> **AIM OF THE EXERCISE**:
Give back the records below exactly, every one, with no pictures.

Saved entries:
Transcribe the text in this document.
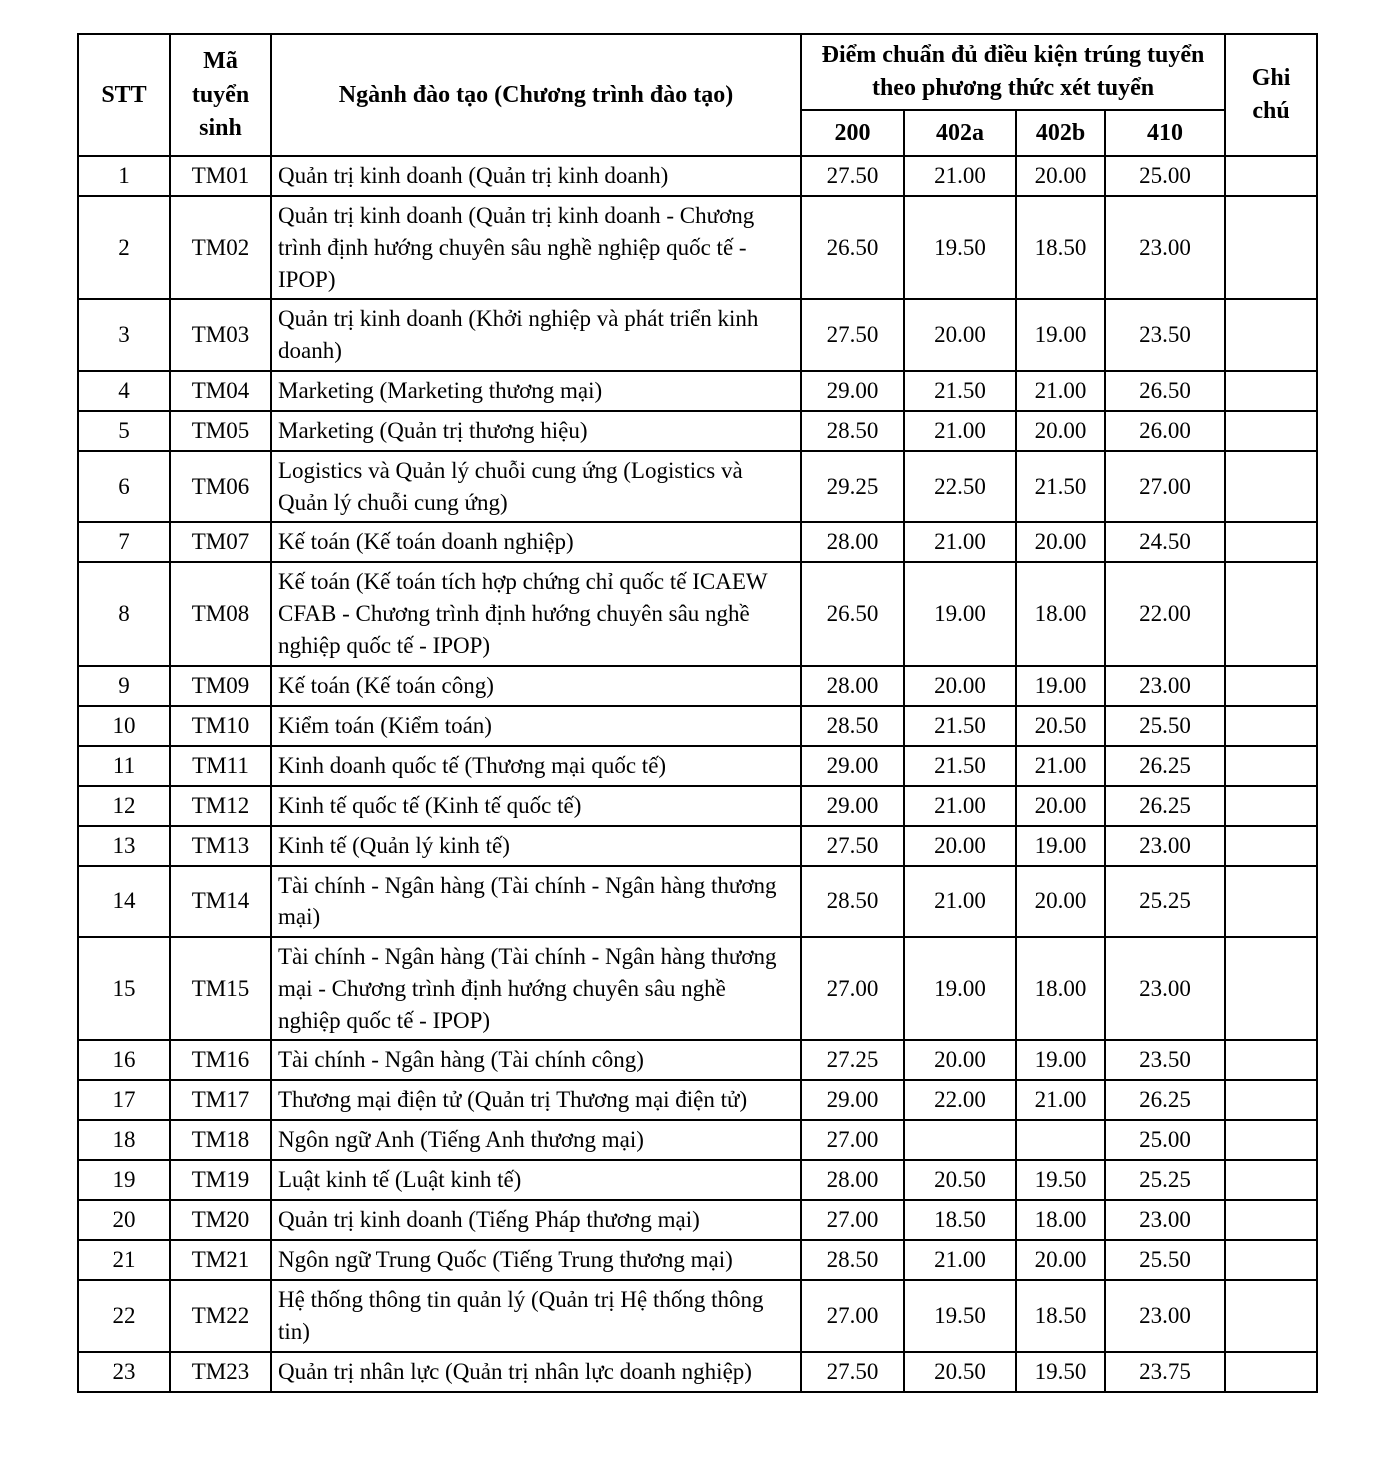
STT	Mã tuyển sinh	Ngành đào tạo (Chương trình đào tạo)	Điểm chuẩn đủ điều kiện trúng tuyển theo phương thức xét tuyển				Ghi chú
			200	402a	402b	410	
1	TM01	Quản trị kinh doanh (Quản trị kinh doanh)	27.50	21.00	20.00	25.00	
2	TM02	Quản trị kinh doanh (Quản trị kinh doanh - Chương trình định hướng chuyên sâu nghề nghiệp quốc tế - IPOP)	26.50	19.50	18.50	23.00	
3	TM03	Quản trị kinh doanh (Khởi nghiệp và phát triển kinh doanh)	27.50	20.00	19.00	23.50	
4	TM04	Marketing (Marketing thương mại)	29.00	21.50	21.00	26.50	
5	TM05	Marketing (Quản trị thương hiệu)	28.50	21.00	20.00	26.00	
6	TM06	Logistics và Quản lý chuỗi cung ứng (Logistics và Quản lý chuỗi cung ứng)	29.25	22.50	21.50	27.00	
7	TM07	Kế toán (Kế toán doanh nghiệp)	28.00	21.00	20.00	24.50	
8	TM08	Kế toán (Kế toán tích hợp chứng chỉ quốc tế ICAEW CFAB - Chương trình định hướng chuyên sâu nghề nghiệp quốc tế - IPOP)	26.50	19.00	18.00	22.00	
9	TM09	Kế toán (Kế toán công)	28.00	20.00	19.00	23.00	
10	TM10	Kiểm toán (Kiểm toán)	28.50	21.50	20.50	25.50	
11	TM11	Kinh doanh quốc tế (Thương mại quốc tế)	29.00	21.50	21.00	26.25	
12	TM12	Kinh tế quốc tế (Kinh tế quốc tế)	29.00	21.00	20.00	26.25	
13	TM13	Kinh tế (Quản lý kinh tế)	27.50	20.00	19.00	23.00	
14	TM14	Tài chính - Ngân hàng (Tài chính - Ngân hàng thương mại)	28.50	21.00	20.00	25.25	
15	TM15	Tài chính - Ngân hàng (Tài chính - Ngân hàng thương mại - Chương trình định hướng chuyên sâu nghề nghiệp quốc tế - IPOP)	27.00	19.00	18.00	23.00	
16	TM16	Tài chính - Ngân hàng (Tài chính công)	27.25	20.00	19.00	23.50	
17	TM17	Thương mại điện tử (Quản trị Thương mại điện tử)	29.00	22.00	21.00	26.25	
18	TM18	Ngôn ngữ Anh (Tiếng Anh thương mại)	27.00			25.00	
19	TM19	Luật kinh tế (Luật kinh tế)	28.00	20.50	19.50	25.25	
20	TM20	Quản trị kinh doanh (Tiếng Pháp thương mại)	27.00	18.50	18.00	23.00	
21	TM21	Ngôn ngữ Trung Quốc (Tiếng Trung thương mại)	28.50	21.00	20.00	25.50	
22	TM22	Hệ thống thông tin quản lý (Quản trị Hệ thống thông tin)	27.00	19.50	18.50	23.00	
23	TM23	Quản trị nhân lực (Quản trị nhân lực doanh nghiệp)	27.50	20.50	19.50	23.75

> **ANSWER TO THIS TASK**:
Transcribe the text in this document.
STT	Mã tuyển sinh	Ngành đào tạo (Chương trình đào tạo)	Điểm chuẩn đủ điều kiện trúng tuyển theo phương thức xét tuyển				Ghi chú
			200	402a	402b	410	
1	TM01	Quản trị kinh doanh (Quản trị kinh doanh)	27.50	21.00	20.00	25.00	
2	TM02	Quản trị kinh doanh (Quản trị kinh doanh - Chương trình định hướng chuyên sâu nghề nghiệp quốc tế - IPOP)	26.50	19.50	18.50	23.00	
3	TM03	Quản trị kinh doanh (Khởi nghiệp và phát triển kinh doanh)	27.50	20.00	19.00	23.50	
4	TM04	Marketing (Marketing thương mại)	29.00	21.50	21.00	26.50	
5	TM05	Marketing (Quản trị thương hiệu)	28.50	21.00	20.00	26.00	
6	TM06	Logistics và Quản lý chuỗi cung ứng (Logistics và Quản lý chuỗi cung ứng)	29.25	22.50	21.50	27.00	
7	TM07	Kế toán (Kế toán doanh nghiệp)	28.00	21.00	20.00	24.50	
8	TM08	Kế toán (Kế toán tích hợp chứng chỉ quốc tế ICAEW CFAB - Chương trình định hướng chuyên sâu nghề nghiệp quốc tế - IPOP)	26.50	19.00	18.00	22.00	
9	TM09	Kế toán (Kế toán công)	28.00	20.00	19.00	23.00	
10	TM10	Kiểm toán (Kiểm toán)	28.50	21.50	20.50	25.50	
11	TM11	Kinh doanh quốc tế (Thương mại quốc tế)	29.00	21.50	21.00	26.25	
12	TM12	Kinh tế quốc tế (Kinh tế quốc tế)	29.00	21.00	20.00	26.25	
13	TM13	Kinh tế (Quản lý kinh tế)	27.50	20.00	19.00	23.00	
14	TM14	Tài chính - Ngân hàng (Tài chính - Ngân hàng thương mại)	28.50	21.00	20.00	25.25	
15	TM15	Tài chính - Ngân hàng (Tài chính - Ngân hàng thương mại - Chương trình định hướng chuyên sâu nghề nghiệp quốc tế - IPOP)	27.00	19.00	18.00	23.00	
16	TM16	Tài chính - Ngân hàng (Tài chính công)	27.25	20.00	19.00	23.50	
17	TM17	Thương mại điện tử (Quản trị Thương mại điện tử)	29.00	22.00	21.00	26.25	
18	TM18	Ngôn ngữ Anh (Tiếng Anh thương mại)	27.00			25.00	
19	TM19	Luật kinh tế (Luật kinh tế)	28.00	20.50	19.50	25.25	
20	TM20	Quản trị kinh doanh (Tiếng Pháp thương mại)	27.00	18.50	18.00	23.00	
21	TM21	Ngôn ngữ Trung Quốc (Tiếng Trung thương mại)	28.50	21.00	20.00	25.50	
22	TM22	Hệ thống thông tin quản lý (Quản trị Hệ thống thông tin)	27.00	19.50	18.50	23.00	
23	TM23	Quản trị nhân lực (Quản trị nhân lực doanh nghiệp)	27.50	20.50	19.50	23.75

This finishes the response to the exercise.